**BRIEF**. Return all lines where the word "mains" can be found.

Collected data:
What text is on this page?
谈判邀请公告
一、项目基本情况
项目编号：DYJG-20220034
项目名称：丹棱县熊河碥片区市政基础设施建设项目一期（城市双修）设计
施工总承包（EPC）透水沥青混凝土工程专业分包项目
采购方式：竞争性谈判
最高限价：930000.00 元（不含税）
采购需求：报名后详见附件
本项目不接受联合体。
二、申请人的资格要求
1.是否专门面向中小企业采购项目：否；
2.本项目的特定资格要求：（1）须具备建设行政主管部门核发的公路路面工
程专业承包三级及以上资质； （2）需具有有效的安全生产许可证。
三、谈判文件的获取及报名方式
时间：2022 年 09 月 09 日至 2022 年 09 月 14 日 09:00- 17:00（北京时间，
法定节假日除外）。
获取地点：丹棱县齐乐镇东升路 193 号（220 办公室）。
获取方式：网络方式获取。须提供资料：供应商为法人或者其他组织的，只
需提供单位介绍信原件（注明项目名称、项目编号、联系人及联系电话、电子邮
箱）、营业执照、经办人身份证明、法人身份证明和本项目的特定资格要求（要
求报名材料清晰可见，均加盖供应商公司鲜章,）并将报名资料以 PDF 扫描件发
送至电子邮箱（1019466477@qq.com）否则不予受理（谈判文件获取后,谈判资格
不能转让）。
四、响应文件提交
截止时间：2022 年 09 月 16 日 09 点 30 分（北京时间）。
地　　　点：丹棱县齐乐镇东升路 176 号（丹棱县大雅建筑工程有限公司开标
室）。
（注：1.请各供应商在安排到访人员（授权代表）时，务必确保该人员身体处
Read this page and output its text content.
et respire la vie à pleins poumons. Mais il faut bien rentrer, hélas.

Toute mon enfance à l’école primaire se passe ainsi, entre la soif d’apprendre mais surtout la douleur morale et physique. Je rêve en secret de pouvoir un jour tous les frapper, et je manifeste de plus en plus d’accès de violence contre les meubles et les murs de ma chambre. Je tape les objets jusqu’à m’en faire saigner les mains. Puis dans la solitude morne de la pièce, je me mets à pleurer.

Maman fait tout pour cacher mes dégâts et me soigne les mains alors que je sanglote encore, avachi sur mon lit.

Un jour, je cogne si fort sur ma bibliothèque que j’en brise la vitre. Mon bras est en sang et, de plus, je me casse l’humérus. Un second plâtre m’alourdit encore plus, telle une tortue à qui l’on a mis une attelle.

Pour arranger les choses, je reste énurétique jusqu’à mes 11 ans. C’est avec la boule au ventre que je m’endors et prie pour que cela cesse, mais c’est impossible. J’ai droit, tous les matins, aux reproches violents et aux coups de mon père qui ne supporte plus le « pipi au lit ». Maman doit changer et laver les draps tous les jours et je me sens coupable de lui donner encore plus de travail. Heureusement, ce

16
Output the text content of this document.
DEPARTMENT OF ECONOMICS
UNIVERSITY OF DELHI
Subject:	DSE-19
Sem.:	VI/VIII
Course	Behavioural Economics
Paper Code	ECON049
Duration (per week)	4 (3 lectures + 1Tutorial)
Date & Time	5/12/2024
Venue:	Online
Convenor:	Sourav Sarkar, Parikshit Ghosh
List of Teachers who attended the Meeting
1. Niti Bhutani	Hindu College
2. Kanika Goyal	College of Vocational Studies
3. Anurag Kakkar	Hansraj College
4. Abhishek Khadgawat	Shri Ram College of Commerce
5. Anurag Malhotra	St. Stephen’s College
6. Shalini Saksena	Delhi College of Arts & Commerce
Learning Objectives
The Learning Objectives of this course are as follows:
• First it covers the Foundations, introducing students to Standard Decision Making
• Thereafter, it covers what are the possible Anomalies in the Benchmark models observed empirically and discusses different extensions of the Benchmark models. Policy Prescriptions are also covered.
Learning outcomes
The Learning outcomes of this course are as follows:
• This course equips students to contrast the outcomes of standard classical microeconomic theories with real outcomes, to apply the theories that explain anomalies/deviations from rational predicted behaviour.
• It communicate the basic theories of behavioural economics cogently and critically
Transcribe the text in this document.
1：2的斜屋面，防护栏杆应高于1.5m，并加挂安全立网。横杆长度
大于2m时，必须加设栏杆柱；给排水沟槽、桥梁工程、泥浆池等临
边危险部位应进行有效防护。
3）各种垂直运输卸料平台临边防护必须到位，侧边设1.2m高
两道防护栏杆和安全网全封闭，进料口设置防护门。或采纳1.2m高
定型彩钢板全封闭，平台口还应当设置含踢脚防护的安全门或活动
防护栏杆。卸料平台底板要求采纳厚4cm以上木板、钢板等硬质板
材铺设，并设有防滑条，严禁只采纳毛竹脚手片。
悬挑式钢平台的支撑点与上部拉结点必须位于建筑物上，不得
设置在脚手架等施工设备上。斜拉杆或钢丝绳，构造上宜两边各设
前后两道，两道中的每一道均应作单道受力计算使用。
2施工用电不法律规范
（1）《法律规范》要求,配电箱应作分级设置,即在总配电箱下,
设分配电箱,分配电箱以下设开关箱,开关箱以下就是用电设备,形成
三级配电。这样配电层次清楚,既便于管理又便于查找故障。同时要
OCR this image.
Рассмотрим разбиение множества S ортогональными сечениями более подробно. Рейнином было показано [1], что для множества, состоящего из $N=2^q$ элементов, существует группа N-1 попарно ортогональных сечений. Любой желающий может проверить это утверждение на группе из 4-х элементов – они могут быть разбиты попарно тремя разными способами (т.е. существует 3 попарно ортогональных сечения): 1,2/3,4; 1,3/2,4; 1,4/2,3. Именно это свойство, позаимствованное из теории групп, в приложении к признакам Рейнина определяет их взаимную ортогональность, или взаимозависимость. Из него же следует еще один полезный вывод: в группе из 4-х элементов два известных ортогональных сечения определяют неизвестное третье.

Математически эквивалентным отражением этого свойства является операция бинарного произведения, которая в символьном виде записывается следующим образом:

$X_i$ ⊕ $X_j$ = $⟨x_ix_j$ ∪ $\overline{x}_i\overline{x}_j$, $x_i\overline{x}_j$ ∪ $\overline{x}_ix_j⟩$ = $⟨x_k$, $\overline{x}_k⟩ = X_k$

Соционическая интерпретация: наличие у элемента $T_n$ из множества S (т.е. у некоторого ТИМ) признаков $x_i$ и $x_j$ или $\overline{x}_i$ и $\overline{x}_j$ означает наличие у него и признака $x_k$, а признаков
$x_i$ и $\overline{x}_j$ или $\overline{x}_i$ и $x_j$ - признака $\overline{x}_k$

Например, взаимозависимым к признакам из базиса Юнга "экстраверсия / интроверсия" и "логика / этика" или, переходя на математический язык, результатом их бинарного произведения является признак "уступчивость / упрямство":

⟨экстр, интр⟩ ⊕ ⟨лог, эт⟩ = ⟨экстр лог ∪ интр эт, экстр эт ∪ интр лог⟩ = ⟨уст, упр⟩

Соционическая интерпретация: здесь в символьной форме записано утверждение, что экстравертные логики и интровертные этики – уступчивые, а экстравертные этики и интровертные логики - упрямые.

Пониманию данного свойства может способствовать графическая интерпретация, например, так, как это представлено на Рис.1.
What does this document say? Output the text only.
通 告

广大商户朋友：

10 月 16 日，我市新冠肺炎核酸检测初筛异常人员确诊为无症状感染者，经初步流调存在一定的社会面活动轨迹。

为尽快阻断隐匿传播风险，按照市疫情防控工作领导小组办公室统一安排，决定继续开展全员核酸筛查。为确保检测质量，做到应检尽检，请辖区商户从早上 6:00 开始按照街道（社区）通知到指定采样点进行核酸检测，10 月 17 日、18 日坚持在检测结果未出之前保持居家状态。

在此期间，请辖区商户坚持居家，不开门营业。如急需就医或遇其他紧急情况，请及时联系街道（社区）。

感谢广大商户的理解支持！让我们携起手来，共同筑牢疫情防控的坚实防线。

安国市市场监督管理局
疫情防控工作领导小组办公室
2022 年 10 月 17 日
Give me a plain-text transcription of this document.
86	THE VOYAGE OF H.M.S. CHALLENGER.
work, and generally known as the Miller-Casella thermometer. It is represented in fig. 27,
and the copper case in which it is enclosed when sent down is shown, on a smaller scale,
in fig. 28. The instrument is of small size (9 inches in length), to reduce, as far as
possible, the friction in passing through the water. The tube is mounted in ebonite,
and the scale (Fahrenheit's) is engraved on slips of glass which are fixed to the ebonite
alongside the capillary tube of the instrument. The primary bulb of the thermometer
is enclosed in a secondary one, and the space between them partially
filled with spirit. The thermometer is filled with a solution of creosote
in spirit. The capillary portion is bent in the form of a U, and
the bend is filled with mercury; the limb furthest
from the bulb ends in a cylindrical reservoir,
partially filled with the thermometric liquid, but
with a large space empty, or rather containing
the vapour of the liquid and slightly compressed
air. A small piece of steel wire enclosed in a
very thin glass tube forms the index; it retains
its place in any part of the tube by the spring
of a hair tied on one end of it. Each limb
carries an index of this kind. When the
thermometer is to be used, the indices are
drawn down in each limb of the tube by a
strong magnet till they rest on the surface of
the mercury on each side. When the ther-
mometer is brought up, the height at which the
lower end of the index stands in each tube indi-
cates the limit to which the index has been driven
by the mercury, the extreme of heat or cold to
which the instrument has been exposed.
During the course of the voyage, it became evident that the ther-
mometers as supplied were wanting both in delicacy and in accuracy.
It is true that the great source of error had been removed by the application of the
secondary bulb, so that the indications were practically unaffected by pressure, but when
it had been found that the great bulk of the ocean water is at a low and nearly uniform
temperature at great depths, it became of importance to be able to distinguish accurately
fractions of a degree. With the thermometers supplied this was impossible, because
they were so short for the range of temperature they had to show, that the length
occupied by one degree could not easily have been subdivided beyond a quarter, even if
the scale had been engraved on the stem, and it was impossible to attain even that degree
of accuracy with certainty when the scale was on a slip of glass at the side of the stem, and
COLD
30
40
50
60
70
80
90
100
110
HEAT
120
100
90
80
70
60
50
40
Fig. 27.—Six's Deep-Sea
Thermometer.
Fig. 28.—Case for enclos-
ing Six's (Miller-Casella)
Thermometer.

**REPLY**.
Toute mon enfance à l’école primaire se passe ainsi, entre la soif d’apprendre mais surtout la douleur morale et physique. Je rêve en secret de pouvoir un jour tous les frapper, et je manifeste de plus en plus d’accès de violence contre les meubles et les murs de ma chambre. Je tape les objets jusqu’à m’en faire saigner les mains. Puis dans la solitude morne de la pièce, je me mets à pleurer.
Maman fait tout pour cacher mes dégâts et me soigne les mains alors que je sanglote encore, avachi sur mon lit.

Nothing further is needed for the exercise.